Brief
Can you find the lines of the listing that include "value" and copy every one?

Supplied records
○ ○ ○ ○ ○
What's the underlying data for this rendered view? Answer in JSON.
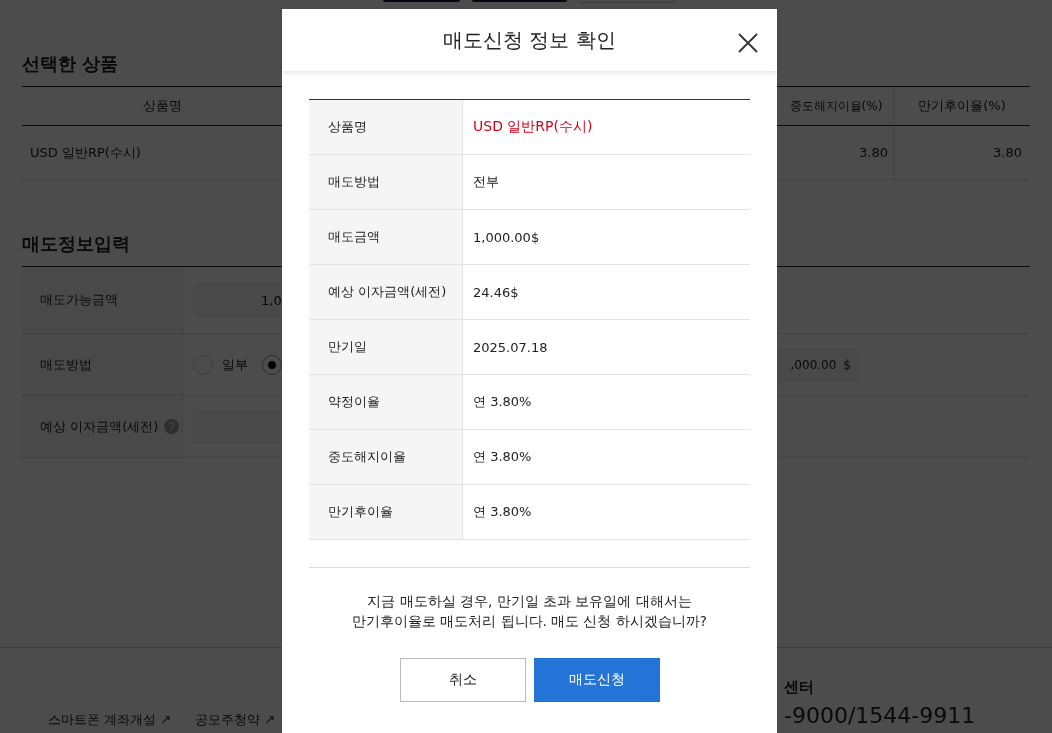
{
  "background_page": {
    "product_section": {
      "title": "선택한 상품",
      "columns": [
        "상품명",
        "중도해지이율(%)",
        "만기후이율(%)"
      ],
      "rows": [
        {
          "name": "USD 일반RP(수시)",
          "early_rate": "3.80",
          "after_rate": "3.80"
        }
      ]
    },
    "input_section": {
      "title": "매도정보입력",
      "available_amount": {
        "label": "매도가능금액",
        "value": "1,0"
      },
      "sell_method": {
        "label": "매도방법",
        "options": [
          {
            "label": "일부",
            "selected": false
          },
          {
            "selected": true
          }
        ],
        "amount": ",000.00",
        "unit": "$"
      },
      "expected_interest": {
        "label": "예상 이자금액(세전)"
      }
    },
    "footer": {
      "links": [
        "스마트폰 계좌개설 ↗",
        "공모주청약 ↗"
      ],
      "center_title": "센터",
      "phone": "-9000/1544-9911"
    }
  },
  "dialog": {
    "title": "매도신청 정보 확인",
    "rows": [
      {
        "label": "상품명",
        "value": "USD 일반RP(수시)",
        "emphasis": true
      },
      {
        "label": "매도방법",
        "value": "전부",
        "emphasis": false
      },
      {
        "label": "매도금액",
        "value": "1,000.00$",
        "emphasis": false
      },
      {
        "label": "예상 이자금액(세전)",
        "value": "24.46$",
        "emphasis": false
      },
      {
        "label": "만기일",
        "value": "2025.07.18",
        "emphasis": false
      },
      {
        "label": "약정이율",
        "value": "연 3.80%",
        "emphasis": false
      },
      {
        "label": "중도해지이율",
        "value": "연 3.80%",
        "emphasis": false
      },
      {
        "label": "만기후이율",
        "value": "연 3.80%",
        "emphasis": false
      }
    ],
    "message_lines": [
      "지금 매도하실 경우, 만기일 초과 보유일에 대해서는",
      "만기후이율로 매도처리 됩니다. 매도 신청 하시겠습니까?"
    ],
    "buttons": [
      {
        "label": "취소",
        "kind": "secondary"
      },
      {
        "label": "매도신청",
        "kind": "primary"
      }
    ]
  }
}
○ ○ ○ ○ ○
In response
        "value": "1,0"
        "value": "USD 일반RP(수시)",
        "value": "전부",
        "value": "1,000.00$",
        "value": "24.46$",
        "value": "2025.07.18",
        "value": "연 3.80%",
        "value": "연 3.80%",
        "value": "연 3.80%",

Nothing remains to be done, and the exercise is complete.